> [TASK TO CARRY OUT]: Quote every line of the data below as it stands, omitting pictures.

* Start *

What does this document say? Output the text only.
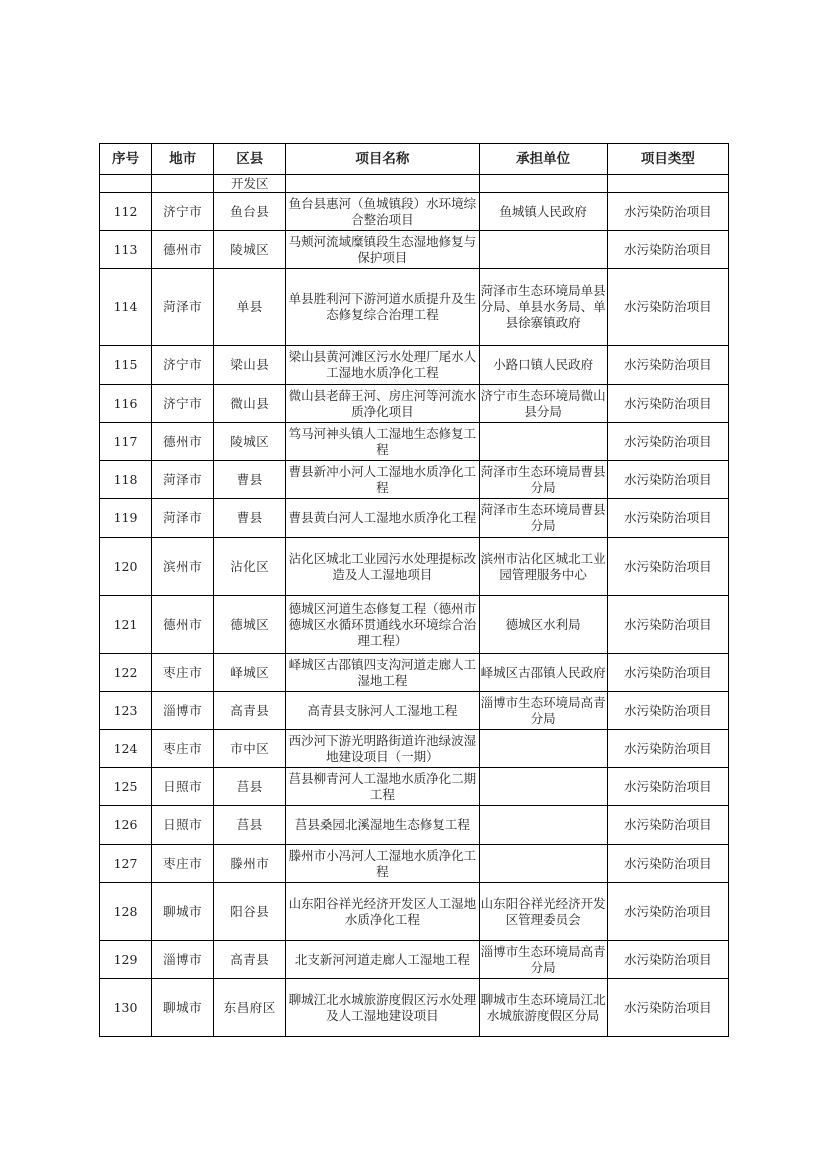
序号	地市	区县	项目名称	承担单位	项目类型
		开发区			
112	济宁市	鱼台县	鱼台县惠河（鱼城镇段）水环境综合整治项目	鱼城镇人民政府	水污染防治项目
113	德州市	陵城区	马颊河流域糜镇段生态湿地修复与保护项目		水污染防治项目
114	菏泽市	单县	单县胜利河下游河道水质提升及生态修复综合治理工程	菏泽市生态环境局单县分局、单县水务局、单县徐寨镇政府	水污染防治项目
115	济宁市	梁山县	梁山县黄河滩区污水处理厂尾水人工湿地水质净化工程	小路口镇人民政府	水污染防治项目
116	济宁市	微山县	微山县老薛王河、房庄河等河流水质净化项目	济宁市生态环境局微山县分局	水污染防治项目
117	德州市	陵城区	笃马河神头镇人工湿地生态修复工程		水污染防治项目
118	菏泽市	曹县	曹县新冲小河人工湿地水质净化工程	菏泽市生态环境局曹县分局	水污染防治项目
119	菏泽市	曹县	曹县黄白河人工湿地水质净化工程	菏泽市生态环境局曹县分局	水污染防治项目
120	滨州市	沾化区	沾化区城北工业园污水处理提标改造及人工湿地项目	滨州市沾化区城北工业园管理服务中心	水污染防治项目
121	德州市	德城区	德城区河道生态修复工程（德州市德城区水循环贯通线水环境综合治理工程）	德城区水利局	水污染防治项目
122	枣庄市	峄城区	峄城区古邵镇四支沟河道走廊人工湿地工程	峄城区古邵镇人民政府	水污染防治项目
123	淄博市	高青县	高青县支脉河人工湿地工程	淄博市生态环境局高青分局	水污染防治项目
124	枣庄市	市中区	西沙河下游光明路街道许池绿波湿地建设项目（一期）		水污染防治项目
125	日照市	莒县	莒县柳青河人工湿地水质净化二期工程		水污染防治项目
126	日照市	莒县	莒县桑园北溪湿地生态修复工程		水污染防治项目
127	枣庄市	滕州市	滕州市小冯河人工湿地水质净化工程		水污染防治项目
128	聊城市	阳谷县	山东阳谷祥光经济开发区人工湿地水质净化工程	山东阳谷祥光经济开发区管理委员会	水污染防治项目
129	淄博市	高青县	北支新河河道走廊人工湿地工程	淄博市生态环境局高青分局	水污染防治项目
130	聊城市	东昌府区	聊城江北水城旅游度假区污水处理及人工湿地建设项目	聊城市生态环境局江北水城旅游度假区分局	水污染防治项目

* End *

> [FINISHED EXERCISE]:
What does this document say? Output the text only.
序号	地市	区县	项目名称	承担单位	项目类型
		开发区			
112	济宁市	鱼台县	鱼台县惠河（鱼城镇段）水环境综合整治项目	鱼城镇人民政府	水污染防治项目
113	德州市	陵城区	马颊河流域糜镇段生态湿地修复与保护项目		水污染防治项目
114	菏泽市	单县	单县胜利河下游河道水质提升及生态修复综合治理工程	菏泽市生态环境局单县分局、单县水务局、单县徐寨镇政府	水污染防治项目
115	济宁市	梁山县	梁山县黄河滩区污水处理厂尾水人工湿地水质净化工程	小路口镇人民政府	水污染防治项目
116	济宁市	微山县	微山县老薛王河、房庄河等河流水质净化项目	济宁市生态环境局微山县分局	水污染防治项目
117	德州市	陵城区	笃马河神头镇人工湿地生态修复工程		水污染防治项目
118	菏泽市	曹县	曹县新冲小河人工湿地水质净化工程	菏泽市生态环境局曹县分局	水污染防治项目
119	菏泽市	曹县	曹县黄白河人工湿地水质净化工程	菏泽市生态环境局曹县分局	水污染防治项目
120	滨州市	沾化区	沾化区城北工业园污水处理提标改造及人工湿地项目	滨州市沾化区城北工业园管理服务中心	水污染防治项目
121	德州市	德城区	德城区河道生态修复工程（德州市德城区水循环贯通线水环境综合治理工程）	德城区水利局	水污染防治项目
122	枣庄市	峄城区	峄城区古邵镇四支沟河道走廊人工湿地工程	峄城区古邵镇人民政府	水污染防治项目
123	淄博市	高青县	高青县支脉河人工湿地工程	淄博市生态环境局高青分局	水污染防治项目
124	枣庄市	市中区	西沙河下游光明路街道许池绿波湿地建设项目（一期）		水污染防治项目
125	日照市	莒县	莒县柳青河人工湿地水质净化二期工程		水污染防治项目
126	日照市	莒县	莒县桑园北溪湿地生态修复工程		水污染防治项目
127	枣庄市	滕州市	滕州市小冯河人工湿地水质净化工程		水污染防治项目
128	聊城市	阳谷县	山东阳谷祥光经济开发区人工湿地水质净化工程	山东阳谷祥光经济开发区管理委员会	水污染防治项目
129	淄博市	高青县	北支新河河道走廊人工湿地工程	淄博市生态环境局高青分局	水污染防治项目
130	聊城市	东昌府区	聊城江北水城旅游度假区污水处理及人工湿地建设项目	聊城市生态环境局江北水城旅游度假区分局	水污染防治项目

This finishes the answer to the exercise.